**REQUIRED TASK**
Find the lines that contain the word "gases" and copy each one.

**MATERIAL PROVIDED**

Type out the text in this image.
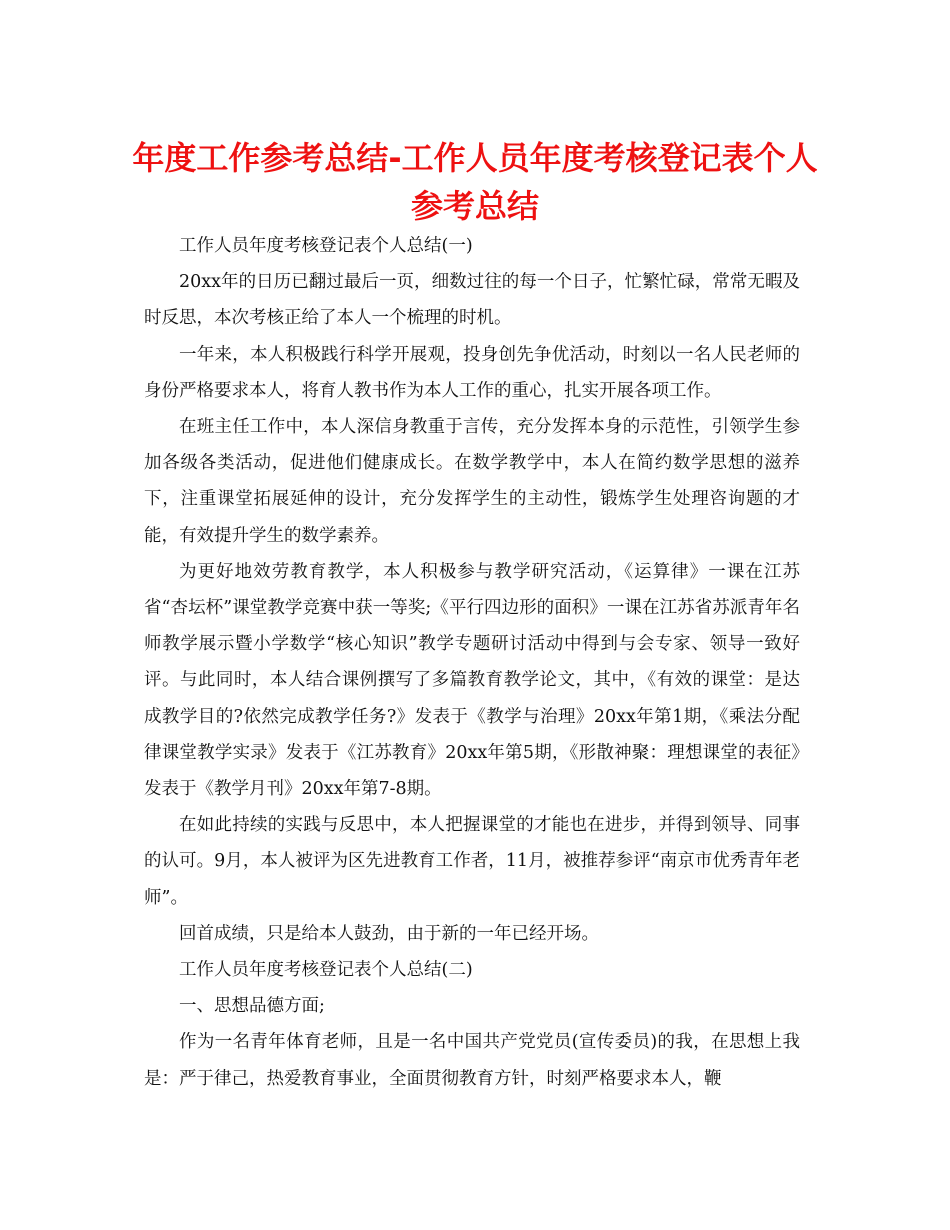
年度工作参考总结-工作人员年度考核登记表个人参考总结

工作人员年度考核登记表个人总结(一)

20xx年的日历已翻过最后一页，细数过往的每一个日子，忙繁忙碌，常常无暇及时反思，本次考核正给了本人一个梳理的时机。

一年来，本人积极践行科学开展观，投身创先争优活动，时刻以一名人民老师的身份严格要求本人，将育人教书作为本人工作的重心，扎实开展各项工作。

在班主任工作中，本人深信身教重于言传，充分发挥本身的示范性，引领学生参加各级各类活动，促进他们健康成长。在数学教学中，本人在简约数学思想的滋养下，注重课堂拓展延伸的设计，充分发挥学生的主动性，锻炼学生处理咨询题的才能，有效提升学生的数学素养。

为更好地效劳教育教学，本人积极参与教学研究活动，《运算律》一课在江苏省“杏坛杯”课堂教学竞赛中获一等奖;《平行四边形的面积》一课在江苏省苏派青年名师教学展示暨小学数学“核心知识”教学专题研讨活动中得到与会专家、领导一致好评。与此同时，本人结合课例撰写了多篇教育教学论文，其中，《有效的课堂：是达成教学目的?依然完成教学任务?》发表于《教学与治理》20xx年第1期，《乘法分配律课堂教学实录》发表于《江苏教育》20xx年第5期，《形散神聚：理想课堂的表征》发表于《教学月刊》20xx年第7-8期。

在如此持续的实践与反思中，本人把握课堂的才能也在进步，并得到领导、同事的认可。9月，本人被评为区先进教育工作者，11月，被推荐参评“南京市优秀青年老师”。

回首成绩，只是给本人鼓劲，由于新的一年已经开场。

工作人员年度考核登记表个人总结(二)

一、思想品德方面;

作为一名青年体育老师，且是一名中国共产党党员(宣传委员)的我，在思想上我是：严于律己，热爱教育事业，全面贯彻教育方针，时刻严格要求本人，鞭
...
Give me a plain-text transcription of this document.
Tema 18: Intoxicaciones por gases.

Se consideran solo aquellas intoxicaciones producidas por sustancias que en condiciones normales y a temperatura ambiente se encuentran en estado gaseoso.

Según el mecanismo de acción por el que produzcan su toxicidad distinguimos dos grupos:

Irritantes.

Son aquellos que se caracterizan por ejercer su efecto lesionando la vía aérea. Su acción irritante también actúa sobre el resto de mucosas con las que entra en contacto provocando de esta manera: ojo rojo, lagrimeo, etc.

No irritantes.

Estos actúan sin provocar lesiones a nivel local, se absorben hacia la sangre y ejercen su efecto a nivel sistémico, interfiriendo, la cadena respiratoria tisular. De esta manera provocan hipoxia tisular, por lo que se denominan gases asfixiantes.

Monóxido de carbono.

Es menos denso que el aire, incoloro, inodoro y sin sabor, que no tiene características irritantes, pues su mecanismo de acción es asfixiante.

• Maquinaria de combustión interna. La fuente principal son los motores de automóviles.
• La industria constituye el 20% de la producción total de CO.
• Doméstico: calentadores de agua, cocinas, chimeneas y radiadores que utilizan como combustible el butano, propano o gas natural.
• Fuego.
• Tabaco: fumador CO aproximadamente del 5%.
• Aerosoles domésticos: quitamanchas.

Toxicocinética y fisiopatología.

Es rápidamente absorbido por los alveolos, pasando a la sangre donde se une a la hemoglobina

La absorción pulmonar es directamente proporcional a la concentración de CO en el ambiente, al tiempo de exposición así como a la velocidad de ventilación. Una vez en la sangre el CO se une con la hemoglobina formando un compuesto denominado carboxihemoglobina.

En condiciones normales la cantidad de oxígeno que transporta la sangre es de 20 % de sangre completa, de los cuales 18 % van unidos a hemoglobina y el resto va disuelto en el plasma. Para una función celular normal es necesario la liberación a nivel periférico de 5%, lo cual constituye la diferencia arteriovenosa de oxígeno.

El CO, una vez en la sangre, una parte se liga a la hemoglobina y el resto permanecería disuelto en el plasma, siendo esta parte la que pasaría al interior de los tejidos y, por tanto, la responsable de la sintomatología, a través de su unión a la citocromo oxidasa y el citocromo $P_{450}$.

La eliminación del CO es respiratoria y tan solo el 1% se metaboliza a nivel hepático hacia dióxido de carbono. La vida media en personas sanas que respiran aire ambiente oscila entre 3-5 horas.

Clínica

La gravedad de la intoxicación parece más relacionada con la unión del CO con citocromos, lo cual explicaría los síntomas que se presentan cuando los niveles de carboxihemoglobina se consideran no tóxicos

**EXPECTED ANSWER**
Tema 18: Intoxicaciones por gases.
Estos actúan sin provocar lesiones a nivel local, se absorben hacia la sangre y ejercen su efecto a nivel sistémico, interfiriendo, la cadena respiratoria tisular. De esta manera provocan hipoxia tisular, por lo que se denominan gases asfixiantes.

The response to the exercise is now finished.